REQUIREMENT:
Repeat everything in the material exactly.

----------

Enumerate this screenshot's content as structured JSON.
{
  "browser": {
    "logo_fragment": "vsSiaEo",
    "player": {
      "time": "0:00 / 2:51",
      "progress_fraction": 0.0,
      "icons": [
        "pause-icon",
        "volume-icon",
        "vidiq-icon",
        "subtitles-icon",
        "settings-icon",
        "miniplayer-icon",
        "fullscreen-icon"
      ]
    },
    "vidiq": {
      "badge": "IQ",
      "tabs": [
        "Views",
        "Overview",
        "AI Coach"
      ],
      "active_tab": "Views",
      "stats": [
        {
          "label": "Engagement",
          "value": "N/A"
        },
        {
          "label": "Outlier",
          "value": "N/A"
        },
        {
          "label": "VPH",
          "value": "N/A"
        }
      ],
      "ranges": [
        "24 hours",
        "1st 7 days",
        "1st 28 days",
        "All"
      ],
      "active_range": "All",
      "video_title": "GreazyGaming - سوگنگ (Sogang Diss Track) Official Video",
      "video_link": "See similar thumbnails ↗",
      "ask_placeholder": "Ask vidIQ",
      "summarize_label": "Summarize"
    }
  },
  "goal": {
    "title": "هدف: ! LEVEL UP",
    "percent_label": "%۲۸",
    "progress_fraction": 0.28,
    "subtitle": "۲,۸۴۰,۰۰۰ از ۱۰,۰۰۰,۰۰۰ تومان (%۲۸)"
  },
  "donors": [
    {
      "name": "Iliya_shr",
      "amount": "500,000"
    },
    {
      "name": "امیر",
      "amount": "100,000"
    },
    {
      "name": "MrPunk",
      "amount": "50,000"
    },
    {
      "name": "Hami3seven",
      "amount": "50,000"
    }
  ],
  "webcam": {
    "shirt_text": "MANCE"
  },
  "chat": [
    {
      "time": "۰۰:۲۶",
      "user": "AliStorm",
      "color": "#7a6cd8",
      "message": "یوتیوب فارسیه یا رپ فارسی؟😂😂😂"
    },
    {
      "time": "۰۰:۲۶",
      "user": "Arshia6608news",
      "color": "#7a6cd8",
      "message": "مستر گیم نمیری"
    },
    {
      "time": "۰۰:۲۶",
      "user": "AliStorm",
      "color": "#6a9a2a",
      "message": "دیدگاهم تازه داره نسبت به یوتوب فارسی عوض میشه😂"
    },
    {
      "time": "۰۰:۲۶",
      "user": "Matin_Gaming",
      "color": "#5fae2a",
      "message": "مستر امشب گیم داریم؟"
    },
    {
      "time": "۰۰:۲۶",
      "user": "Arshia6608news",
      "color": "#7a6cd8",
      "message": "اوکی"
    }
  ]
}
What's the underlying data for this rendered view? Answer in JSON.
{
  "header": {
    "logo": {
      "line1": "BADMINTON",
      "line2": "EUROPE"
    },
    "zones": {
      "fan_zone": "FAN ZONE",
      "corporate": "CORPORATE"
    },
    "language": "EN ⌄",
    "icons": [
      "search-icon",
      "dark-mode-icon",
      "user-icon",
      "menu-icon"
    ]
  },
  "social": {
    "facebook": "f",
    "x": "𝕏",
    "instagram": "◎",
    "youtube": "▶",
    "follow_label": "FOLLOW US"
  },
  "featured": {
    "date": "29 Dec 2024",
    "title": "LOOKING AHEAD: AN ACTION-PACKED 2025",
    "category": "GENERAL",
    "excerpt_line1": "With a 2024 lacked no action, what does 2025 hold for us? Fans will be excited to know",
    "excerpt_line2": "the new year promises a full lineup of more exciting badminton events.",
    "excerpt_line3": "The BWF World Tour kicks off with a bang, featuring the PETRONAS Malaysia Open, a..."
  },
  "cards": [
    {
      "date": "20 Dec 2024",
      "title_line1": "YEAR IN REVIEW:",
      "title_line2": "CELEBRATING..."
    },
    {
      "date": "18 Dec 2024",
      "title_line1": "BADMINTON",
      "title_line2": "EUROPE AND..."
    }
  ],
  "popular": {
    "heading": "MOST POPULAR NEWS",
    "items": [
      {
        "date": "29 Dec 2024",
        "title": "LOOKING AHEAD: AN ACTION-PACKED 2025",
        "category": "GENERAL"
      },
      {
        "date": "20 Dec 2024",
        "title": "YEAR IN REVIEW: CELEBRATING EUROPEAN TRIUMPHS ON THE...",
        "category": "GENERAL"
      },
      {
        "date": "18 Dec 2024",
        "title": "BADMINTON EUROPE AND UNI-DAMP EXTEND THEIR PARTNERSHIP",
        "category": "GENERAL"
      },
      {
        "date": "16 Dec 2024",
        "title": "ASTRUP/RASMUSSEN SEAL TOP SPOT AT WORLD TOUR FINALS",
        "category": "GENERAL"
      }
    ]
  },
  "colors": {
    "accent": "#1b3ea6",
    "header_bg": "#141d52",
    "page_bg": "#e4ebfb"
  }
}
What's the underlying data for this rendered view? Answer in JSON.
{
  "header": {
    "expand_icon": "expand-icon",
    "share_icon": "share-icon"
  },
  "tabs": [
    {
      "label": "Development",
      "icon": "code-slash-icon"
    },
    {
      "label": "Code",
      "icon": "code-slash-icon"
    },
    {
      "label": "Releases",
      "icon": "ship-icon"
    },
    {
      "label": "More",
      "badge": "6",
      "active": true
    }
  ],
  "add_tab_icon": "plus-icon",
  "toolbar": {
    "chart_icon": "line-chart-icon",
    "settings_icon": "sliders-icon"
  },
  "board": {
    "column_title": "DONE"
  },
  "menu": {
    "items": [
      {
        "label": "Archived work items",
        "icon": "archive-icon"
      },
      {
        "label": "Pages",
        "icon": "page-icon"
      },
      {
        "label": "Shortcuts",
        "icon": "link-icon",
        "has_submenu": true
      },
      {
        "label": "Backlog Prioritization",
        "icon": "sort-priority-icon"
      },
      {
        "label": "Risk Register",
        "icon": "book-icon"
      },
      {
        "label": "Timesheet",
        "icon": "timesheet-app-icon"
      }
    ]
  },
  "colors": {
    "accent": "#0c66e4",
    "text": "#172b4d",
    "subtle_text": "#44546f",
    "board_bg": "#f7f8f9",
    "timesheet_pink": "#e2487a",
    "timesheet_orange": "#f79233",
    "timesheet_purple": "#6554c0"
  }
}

----------

FINISHED EXERCISE:
Enumerate this screenshot's content as structured JSON.
{
  "browser": {
    "logo_fragment": "vsSiaEo",
    "player": {
      "time": "0:00 / 2:51",
      "progress_fraction": 0.0,
      "icons": [
        "pause-icon",
        "volume-icon",
        "vidiq-icon",
        "subtitles-icon",
        "settings-icon",
        "miniplayer-icon",
        "fullscreen-icon"
      ]
    },
    "vidiq": {
      "badge": "IQ",
      "tabs": [
        "Views",
        "Overview",
        "AI Coach"
      ],
      "active_tab": "Views",
      "stats": [
        {
          "label": "Engagement",
          "value": "N/A"
        },
        {
          "label": "Outlier",
          "value": "N/A"
        },
        {
          "label": "VPH",
          "value": "N/A"
        }
      ],
      "ranges": [
        "24 hours",
        "1st 7 days",
        "1st 28 days",
        "All"
      ],
      "active_range": "All",
      "video_title": "GreazyGaming - سوگنگ (Sogang Diss Track) Official Video",
      "video_link": "See similar thumbnails ↗",
      "ask_placeholder": "Ask vidIQ",
      "summarize_label": "Summarize"
    }
  },
  "goal": {
    "title": "هدف: ! LEVEL UP",
    "percent_label": "%۲۸",
    "progress_fraction": 0.28,
    "subtitle": "۲,۸۴۰,۰۰۰ از ۱۰,۰۰۰,۰۰۰ تومان (%۲۸)"
  },
  "donors": [
    {
      "name": "Iliya_shr",
      "amount": "500,000"
    },
    {
      "name": "امیر",
      "amount": "100,000"
    },
    {
      "name": "MrPunk",
      "amount": "50,000"
    },
    {
      "name": "Hami3seven",
      "amount": "50,000"
    }
  ],
  "webcam": {
    "shirt_text": "MANCE"
  },
  "chat": [
    {
      "time": "۰۰:۲۶",
      "user": "AliStorm",
      "color": "#7a6cd8",
      "message": "یوتیوب فارسیه یا رپ فارسی؟😂😂😂"
    },
    {
      "time": "۰۰:۲۶",
      "user": "Arshia6608news",
      "color": "#7a6cd8",
      "message": "مستر گیم نمیری"
    },
    {
      "time": "۰۰:۲۶",
      "user": "AliStorm",
      "color": "#6a9a2a",
      "message": "دیدگاهم تازه داره نسبت به یوتوب فارسی عوض میشه😂"
    },
    {
      "time": "۰۰:۲۶",
      "user": "Matin_Gaming",
      "color": "#5fae2a",
      "message": "مستر امشب گیم داریم؟"
    },
    {
      "time": "۰۰:۲۶",
      "user": "Arshia6608news",
      "color": "#7a6cd8",
      "message": "اوکی"
    }
  ]
}
What's the underlying data for this rendered view? Answer in JSON.
{
  "header": {
    "logo": {
      "line1": "BADMINTON",
      "line2": "EUROPE"
    },
    "zones": {
      "fan_zone": "FAN ZONE",
      "corporate": "CORPORATE"
    },
    "language": "EN ⌄",
    "icons": [
      "search-icon",
      "dark-mode-icon",
      "user-icon",
      "menu-icon"
    ]
  },
  "social": {
    "facebook": "f",
    "x": "𝕏",
    "instagram": "◎",
    "youtube": "▶",
    "follow_label": "FOLLOW US"
  },
  "featured": {
    "date": "29 Dec 2024",
    "title": "LOOKING AHEAD: AN ACTION-PACKED 2025",
    "category": "GENERAL",
    "excerpt_line1": "With a 2024 lacked no action, what does 2025 hold for us? Fans will be excited to know",
    "excerpt_line2": "the new year promises a full lineup of more exciting badminton events.",
    "excerpt_line3": "The BWF World Tour kicks off with a bang, featuring the PETRONAS Malaysia Open, a..."
  },
  "cards": [
    {
      "date": "20 Dec 2024",
      "title_line1": "YEAR IN REVIEW:",
      "title_line2": "CELEBRATING..."
    },
    {
      "date": "18 Dec 2024",
      "title_line1": "BADMINTON",
      "title_line2": "EUROPE AND..."
    }
  ],
  "popular": {
    "heading": "MOST POPULAR NEWS",
    "items": [
      {
        "date": "29 Dec 2024",
        "title": "LOOKING AHEAD: AN ACTION-PACKED 2025",
        "category": "GENERAL"
      },
      {
        "date": "20 Dec 2024",
        "title": "YEAR IN REVIEW: CELEBRATING EUROPEAN TRIUMPHS ON THE...",
        "category": "GENERAL"
      },
      {
        "date": "18 Dec 2024",
        "title": "BADMINTON EUROPE AND UNI-DAMP EXTEND THEIR PARTNERSHIP",
        "category": "GENERAL"
      },
      {
        "date": "16 Dec 2024",
        "title": "ASTRUP/RASMUSSEN SEAL TOP SPOT AT WORLD TOUR FINALS",
        "category": "GENERAL"
      }
    ]
  },
  "colors": {
    "accent": "#1b3ea6",
    "header_bg": "#141d52",
    "page_bg": "#e4ebfb"
  }
}
What's the underlying data for this rendered view? Answer in JSON.
{
  "header": {
    "expand_icon": "expand-icon",
    "share_icon": "share-icon"
  },
  "tabs": [
    {
      "label": "Development",
      "icon": "code-slash-icon"
    },
    {
      "label": "Code",
      "icon": "code-slash-icon"
    },
    {
      "label": "Releases",
      "icon": "ship-icon"
    },
    {
      "label": "More",
      "badge": "6",
      "active": true
    }
  ],
  "add_tab_icon": "plus-icon",
  "toolbar": {
    "chart_icon": "line-chart-icon",
    "settings_icon": "sliders-icon"
  },
  "board": {
    "column_title": "DONE"
  },
  "menu": {
    "items": [
      {
        "label": "Archived work items",
        "icon": "archive-icon"
      },
      {
        "label": "Pages",
        "icon": "page-icon"
      },
      {
        "label": "Shortcuts",
        "icon": "link-icon",
        "has_submenu": true
      },
      {
        "label": "Backlog Prioritization",
        "icon": "sort-priority-icon"
      },
      {
        "label": "Risk Register",
        "icon": "book-icon"
      },
      {
        "label": "Timesheet",
        "icon": "timesheet-app-icon"
      }
    ]
  },
  "colors": {
    "accent": "#0c66e4",
    "text": "#172b4d",
    "subtle_text": "#44546f",
    "board_bg": "#f7f8f9",
    "timesheet_pink": "#e2487a",
    "timesheet_orange": "#f79233",
    "timesheet_purple": "#6554c0"
  }
}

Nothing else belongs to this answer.